# AIM OF THE TASK
Find each line containing the string "this". Copy it.

::::::

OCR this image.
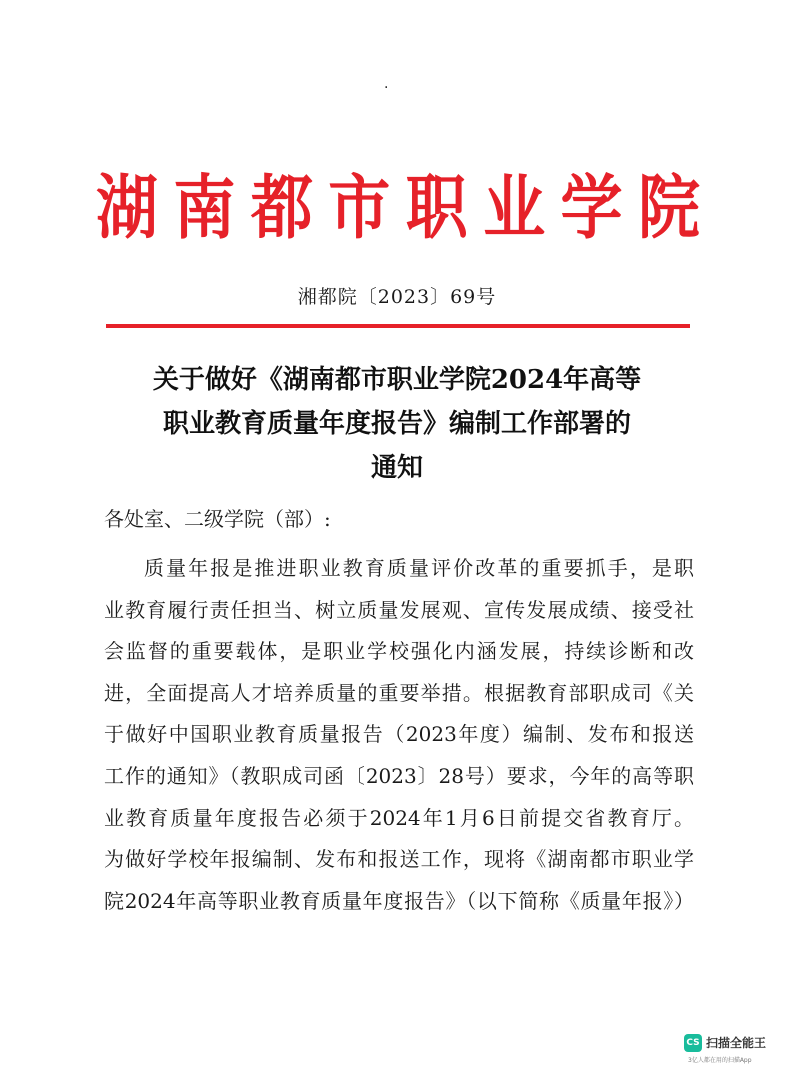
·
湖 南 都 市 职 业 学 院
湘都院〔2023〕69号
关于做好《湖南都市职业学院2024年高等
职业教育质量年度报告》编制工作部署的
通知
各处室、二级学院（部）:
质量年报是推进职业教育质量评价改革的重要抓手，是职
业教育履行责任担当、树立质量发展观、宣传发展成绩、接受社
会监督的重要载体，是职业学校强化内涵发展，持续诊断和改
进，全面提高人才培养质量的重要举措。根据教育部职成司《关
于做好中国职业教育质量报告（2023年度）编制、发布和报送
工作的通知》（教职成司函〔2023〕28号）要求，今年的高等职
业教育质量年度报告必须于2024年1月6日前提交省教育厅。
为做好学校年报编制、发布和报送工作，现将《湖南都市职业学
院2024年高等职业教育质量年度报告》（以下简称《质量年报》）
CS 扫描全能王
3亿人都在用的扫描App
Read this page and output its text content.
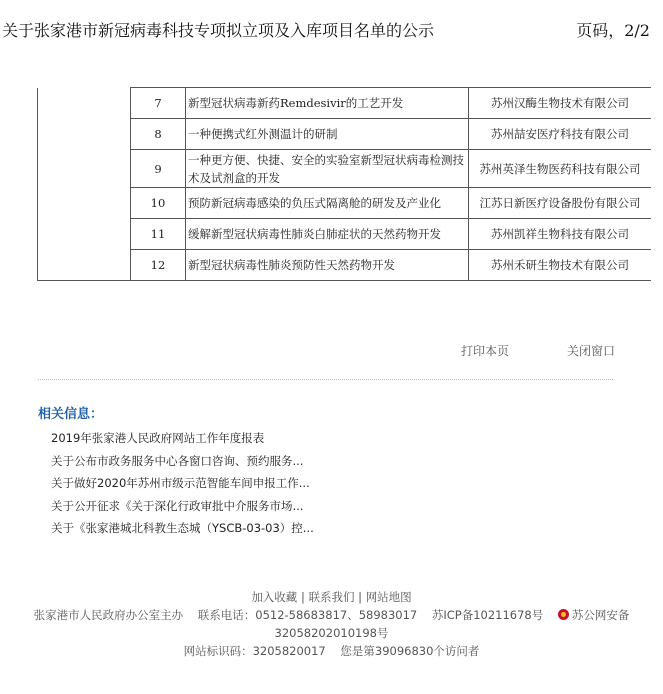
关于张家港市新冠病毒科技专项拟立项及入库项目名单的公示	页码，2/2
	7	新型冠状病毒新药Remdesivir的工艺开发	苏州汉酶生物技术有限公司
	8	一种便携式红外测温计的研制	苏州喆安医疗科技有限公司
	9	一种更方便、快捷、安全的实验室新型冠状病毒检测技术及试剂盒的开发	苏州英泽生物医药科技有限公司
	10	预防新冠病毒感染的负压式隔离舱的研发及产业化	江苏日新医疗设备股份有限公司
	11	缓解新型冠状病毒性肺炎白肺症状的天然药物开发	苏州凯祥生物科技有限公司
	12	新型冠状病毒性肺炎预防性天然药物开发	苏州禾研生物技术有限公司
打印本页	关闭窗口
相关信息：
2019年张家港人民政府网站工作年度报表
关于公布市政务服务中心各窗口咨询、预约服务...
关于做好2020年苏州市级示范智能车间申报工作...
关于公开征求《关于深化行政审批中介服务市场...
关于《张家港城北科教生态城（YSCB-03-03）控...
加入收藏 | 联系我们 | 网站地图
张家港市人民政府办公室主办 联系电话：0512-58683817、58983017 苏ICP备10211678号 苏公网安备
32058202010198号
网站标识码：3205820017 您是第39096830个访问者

::::::

# OUTPUT BELOW
OCR this image.
Read this page and output its text content.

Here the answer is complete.